*TASK REQUIREMENTS:* Copy the entries below exactly. Images do not belong in the copy.

(Figure dataset records)

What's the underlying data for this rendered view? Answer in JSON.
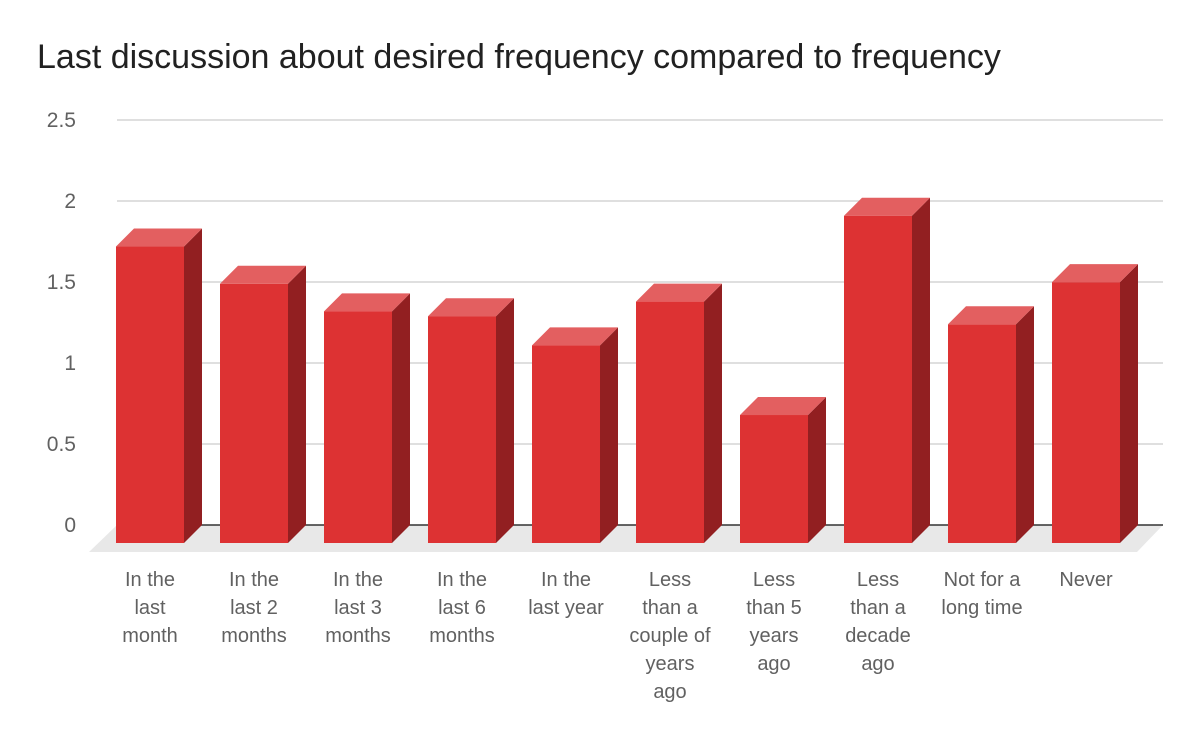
{
  "chart_data": {
    "type": "bar",
    "style": "3d",
    "title": "Last discussion about desired frequency compared to frequency",
    "xlabel": "",
    "ylabel": "",
    "ylim": [
      0,
      2.5
    ],
    "yticks": [
      "0",
      "0.5",
      "1",
      "1.5",
      "2",
      "2.5"
    ],
    "categories": [
      [
        "In the",
        "last",
        "month"
      ],
      [
        "In the",
        "last 2",
        "months"
      ],
      [
        "In the",
        "last 3",
        "months"
      ],
      [
        "In the",
        "last 6",
        "months"
      ],
      [
        "In the",
        "last year"
      ],
      [
        "Less",
        "than a",
        "couple of",
        "years",
        "ago"
      ],
      [
        "Less",
        "than 5",
        "years",
        "ago"
      ],
      [
        "Less",
        "than a",
        "decade",
        "ago"
      ],
      [
        "Not for a",
        "long time"
      ],
      [
        "Never"
      ]
    ],
    "values": [
      1.83,
      1.6,
      1.43,
      1.4,
      1.22,
      1.49,
      0.79,
      2.02,
      1.35,
      1.61
    ],
    "grid": true,
    "legend": "none",
    "colors": {
      "bar_front": "#dd3233",
      "bar_top": "#e35f60",
      "bar_side": "#921f21",
      "grid": "#cccccc",
      "floor": "#e8e8e8",
      "baseline": "#333333"
    }
  }
}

*EXERCISE ANSWER:*
What's the underlying data for this rendered view? Answer in JSON.
{
  "chart_data": {
    "type": "bar",
    "style": "3d",
    "title": "Last discussion about desired frequency compared to frequency",
    "xlabel": "",
    "ylabel": "",
    "ylim": [
      0,
      2.5
    ],
    "yticks": [
      "0",
      "0.5",
      "1",
      "1.5",
      "2",
      "2.5"
    ],
    "categories": [
      [
        "In the",
        "last",
        "month"
      ],
      [
        "In the",
        "last 2",
        "months"
      ],
      [
        "In the",
        "last 3",
        "months"
      ],
      [
        "In the",
        "last 6",
        "months"
      ],
      [
        "In the",
        "last year"
      ],
      [
        "Less",
        "than a",
        "couple of",
        "years",
        "ago"
      ],
      [
        "Less",
        "than 5",
        "years",
        "ago"
      ],
      [
        "Less",
        "than a",
        "decade",
        "ago"
      ],
      [
        "Not for a",
        "long time"
      ],
      [
        "Never"
      ]
    ],
    "values": [
      1.83,
      1.6,
      1.43,
      1.4,
      1.22,
      1.49,
      0.79,
      2.02,
      1.35,
      1.61
    ],
    "grid": true,
    "legend": "none",
    "colors": {
      "bar_front": "#dd3233",
      "bar_top": "#e35f60",
      "bar_side": "#921f21",
      "grid": "#cccccc",
      "floor": "#e8e8e8",
      "baseline": "#333333"
    }
  }
}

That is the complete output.